# Stated task
In the entries below, count every line containing "close". Return the number and nothing else.

************

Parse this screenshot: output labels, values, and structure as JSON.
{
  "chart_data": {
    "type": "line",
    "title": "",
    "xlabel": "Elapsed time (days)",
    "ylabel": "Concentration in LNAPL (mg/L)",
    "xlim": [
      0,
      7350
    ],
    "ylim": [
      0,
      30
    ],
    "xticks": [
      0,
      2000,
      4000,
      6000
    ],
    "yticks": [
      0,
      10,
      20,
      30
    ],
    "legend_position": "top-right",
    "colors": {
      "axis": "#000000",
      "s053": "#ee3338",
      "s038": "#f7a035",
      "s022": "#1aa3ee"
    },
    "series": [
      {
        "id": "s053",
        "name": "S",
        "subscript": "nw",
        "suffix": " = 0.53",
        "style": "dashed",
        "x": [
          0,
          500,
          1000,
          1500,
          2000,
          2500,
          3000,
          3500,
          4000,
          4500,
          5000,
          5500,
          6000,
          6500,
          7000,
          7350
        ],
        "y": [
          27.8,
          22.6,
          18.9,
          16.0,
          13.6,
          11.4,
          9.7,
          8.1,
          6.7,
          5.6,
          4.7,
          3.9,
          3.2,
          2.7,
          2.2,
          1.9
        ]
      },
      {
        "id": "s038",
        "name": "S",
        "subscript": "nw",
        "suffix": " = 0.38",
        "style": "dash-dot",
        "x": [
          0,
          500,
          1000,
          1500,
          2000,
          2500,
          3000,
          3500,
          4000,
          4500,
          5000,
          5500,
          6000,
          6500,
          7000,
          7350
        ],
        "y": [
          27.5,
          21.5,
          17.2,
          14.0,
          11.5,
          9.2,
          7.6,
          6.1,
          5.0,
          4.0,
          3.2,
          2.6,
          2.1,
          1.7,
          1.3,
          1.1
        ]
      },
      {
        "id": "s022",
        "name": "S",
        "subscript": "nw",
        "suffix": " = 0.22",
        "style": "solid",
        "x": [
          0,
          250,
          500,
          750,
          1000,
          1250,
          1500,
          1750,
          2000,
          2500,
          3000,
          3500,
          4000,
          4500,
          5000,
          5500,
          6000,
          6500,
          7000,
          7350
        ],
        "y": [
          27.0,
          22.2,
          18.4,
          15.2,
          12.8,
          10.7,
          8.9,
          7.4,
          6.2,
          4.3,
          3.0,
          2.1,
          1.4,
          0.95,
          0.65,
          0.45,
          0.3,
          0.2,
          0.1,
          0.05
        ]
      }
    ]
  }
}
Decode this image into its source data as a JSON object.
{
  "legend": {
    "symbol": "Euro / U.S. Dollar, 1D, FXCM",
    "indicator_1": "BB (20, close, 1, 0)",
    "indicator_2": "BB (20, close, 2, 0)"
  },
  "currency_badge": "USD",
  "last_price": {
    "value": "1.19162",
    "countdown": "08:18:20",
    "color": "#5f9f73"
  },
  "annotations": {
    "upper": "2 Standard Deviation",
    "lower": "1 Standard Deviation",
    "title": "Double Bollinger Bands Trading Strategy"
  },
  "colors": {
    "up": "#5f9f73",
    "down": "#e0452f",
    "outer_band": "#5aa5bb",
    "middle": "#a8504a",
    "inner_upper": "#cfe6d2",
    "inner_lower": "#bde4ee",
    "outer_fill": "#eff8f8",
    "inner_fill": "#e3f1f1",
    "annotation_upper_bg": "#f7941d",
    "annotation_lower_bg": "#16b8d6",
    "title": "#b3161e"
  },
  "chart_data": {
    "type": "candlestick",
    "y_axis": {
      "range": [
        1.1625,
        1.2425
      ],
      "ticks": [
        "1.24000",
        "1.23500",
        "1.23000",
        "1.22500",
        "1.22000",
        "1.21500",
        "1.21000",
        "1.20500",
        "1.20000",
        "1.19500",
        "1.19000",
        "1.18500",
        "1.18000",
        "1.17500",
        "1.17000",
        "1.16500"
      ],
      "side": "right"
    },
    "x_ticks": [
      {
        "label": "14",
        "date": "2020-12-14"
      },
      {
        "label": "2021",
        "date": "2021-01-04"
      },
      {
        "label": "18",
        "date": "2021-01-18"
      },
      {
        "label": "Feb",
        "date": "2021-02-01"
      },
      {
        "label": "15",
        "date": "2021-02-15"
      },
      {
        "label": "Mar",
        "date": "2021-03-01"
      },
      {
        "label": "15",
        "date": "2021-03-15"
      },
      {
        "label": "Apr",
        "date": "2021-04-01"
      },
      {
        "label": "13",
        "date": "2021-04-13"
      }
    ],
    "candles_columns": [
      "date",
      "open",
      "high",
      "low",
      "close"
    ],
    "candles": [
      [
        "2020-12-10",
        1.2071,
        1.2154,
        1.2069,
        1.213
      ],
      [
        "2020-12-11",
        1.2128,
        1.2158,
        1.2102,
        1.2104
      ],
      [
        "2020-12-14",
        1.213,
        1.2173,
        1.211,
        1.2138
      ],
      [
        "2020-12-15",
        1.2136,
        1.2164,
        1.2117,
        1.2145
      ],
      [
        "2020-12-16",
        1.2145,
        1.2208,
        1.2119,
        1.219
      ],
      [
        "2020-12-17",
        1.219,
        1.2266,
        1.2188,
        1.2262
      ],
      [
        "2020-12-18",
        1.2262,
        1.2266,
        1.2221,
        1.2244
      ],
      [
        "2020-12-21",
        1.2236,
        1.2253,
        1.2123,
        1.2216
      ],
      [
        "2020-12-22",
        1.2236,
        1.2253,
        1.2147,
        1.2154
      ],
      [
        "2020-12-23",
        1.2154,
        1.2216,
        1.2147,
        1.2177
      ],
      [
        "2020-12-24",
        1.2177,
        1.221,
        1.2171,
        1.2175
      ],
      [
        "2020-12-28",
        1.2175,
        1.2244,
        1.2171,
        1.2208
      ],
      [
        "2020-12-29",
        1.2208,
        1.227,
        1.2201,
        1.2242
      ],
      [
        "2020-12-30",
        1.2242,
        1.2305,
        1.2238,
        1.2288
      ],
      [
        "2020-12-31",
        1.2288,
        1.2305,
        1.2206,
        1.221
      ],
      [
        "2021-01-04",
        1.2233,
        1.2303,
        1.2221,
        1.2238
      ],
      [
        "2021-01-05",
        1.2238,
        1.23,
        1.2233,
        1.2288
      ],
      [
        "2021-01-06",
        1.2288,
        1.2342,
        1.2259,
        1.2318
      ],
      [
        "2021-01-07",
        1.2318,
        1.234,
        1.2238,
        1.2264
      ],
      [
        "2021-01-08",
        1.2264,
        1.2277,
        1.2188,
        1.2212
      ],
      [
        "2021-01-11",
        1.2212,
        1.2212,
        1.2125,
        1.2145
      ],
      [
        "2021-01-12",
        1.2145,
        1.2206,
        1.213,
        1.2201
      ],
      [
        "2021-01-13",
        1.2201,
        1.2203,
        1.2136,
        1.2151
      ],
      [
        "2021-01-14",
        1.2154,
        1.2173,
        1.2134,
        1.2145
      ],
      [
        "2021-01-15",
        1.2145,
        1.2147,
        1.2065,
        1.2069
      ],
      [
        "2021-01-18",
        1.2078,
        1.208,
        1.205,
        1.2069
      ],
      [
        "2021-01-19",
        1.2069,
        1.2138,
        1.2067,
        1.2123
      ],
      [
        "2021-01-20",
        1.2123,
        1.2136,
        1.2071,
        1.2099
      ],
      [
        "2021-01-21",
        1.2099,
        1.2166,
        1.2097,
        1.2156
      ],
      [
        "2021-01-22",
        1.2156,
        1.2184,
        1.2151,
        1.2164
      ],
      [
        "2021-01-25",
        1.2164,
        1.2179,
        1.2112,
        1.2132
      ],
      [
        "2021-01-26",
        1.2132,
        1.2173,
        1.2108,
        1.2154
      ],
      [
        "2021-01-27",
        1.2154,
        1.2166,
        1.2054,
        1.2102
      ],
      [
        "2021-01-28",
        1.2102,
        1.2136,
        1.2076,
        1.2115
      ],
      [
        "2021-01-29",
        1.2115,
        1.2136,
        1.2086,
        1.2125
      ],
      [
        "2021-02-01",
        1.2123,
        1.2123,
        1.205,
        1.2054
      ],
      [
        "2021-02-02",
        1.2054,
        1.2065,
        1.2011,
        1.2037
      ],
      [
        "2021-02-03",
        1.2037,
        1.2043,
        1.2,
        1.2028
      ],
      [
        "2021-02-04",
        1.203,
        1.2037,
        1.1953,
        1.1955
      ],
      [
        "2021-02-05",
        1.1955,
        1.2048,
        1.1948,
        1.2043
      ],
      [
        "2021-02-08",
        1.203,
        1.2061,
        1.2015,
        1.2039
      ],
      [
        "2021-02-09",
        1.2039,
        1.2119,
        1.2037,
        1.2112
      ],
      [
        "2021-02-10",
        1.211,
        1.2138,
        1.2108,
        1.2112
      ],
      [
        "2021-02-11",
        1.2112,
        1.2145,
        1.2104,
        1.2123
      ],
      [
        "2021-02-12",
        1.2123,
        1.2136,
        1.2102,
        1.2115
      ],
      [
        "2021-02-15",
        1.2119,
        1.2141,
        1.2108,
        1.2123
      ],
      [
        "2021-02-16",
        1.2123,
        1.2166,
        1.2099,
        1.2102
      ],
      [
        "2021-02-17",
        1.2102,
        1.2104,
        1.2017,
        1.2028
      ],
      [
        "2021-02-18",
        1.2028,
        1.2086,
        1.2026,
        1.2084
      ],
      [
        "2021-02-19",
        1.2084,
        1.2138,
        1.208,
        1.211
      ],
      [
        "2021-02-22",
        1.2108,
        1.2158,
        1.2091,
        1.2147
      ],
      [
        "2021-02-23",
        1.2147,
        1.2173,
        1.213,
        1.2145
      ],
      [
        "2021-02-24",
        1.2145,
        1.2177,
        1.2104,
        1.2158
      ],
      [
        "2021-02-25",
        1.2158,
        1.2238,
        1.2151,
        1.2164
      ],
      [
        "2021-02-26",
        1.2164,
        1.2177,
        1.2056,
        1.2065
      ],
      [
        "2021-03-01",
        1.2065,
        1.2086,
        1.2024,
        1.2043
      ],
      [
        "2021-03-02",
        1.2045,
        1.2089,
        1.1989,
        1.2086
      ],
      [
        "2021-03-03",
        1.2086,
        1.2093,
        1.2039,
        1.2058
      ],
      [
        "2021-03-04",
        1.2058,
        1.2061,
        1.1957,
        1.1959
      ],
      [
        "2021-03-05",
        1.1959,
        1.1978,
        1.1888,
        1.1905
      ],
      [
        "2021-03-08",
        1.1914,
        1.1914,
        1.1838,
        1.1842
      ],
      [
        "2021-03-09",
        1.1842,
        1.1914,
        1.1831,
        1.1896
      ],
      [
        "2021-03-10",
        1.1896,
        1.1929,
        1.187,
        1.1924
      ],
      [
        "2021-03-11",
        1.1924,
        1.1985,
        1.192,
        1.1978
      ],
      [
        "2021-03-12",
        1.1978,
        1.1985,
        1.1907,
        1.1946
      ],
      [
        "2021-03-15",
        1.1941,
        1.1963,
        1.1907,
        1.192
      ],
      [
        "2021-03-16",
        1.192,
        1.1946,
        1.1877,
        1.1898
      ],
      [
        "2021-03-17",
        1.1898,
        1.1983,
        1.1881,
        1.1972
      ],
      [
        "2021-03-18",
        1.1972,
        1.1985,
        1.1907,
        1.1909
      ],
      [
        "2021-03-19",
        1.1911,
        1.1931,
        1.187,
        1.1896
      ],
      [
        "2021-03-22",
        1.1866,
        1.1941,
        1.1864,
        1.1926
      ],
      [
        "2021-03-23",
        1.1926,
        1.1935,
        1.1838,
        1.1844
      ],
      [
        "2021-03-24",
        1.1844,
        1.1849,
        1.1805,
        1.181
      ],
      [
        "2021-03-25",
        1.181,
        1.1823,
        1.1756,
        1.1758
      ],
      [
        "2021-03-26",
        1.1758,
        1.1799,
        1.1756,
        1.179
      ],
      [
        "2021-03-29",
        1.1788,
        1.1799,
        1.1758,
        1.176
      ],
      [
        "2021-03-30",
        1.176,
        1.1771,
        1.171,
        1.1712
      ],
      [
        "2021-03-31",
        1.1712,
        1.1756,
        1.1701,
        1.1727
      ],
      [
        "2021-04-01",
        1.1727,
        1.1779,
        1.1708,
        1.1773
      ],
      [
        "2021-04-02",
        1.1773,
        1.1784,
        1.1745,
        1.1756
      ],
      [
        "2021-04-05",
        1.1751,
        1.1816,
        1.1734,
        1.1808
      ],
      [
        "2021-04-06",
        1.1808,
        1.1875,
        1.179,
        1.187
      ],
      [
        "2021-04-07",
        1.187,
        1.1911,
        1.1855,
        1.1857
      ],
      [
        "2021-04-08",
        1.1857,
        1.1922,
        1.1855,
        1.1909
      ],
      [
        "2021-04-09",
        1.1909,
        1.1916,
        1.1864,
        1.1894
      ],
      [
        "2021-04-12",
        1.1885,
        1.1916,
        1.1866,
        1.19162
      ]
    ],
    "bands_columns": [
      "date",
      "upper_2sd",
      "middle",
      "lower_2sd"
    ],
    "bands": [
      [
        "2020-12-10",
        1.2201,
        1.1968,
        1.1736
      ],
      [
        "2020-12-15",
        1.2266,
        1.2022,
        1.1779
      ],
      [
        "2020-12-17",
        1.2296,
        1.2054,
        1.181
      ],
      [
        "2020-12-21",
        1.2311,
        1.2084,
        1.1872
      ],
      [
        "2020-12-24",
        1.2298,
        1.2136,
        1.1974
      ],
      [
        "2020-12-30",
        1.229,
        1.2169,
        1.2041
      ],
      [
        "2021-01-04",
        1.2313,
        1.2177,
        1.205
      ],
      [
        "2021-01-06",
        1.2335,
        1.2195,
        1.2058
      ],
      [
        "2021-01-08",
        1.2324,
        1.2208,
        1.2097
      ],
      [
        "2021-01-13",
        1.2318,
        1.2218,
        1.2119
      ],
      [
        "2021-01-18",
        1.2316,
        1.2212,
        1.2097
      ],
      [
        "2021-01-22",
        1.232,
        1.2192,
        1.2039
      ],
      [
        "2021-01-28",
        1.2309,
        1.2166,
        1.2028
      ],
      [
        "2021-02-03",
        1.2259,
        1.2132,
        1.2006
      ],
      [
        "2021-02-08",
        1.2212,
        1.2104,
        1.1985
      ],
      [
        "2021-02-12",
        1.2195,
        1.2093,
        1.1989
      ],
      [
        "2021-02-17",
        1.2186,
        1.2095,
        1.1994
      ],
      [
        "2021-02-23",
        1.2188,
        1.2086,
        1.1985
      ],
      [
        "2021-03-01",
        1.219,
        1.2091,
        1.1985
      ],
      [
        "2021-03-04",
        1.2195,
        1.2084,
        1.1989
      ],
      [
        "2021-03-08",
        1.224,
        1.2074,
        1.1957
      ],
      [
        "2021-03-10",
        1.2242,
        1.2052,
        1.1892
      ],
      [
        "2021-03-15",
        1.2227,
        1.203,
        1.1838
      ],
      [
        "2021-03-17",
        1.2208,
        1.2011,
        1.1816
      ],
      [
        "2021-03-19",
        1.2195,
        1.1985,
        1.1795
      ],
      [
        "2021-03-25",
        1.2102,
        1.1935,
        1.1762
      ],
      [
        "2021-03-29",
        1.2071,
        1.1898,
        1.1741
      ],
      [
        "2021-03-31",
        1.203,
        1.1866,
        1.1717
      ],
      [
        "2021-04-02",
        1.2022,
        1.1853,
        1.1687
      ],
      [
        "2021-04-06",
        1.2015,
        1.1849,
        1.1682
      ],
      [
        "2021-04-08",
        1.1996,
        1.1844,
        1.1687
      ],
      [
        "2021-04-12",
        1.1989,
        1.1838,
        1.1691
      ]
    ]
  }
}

************

# Exercise solution
3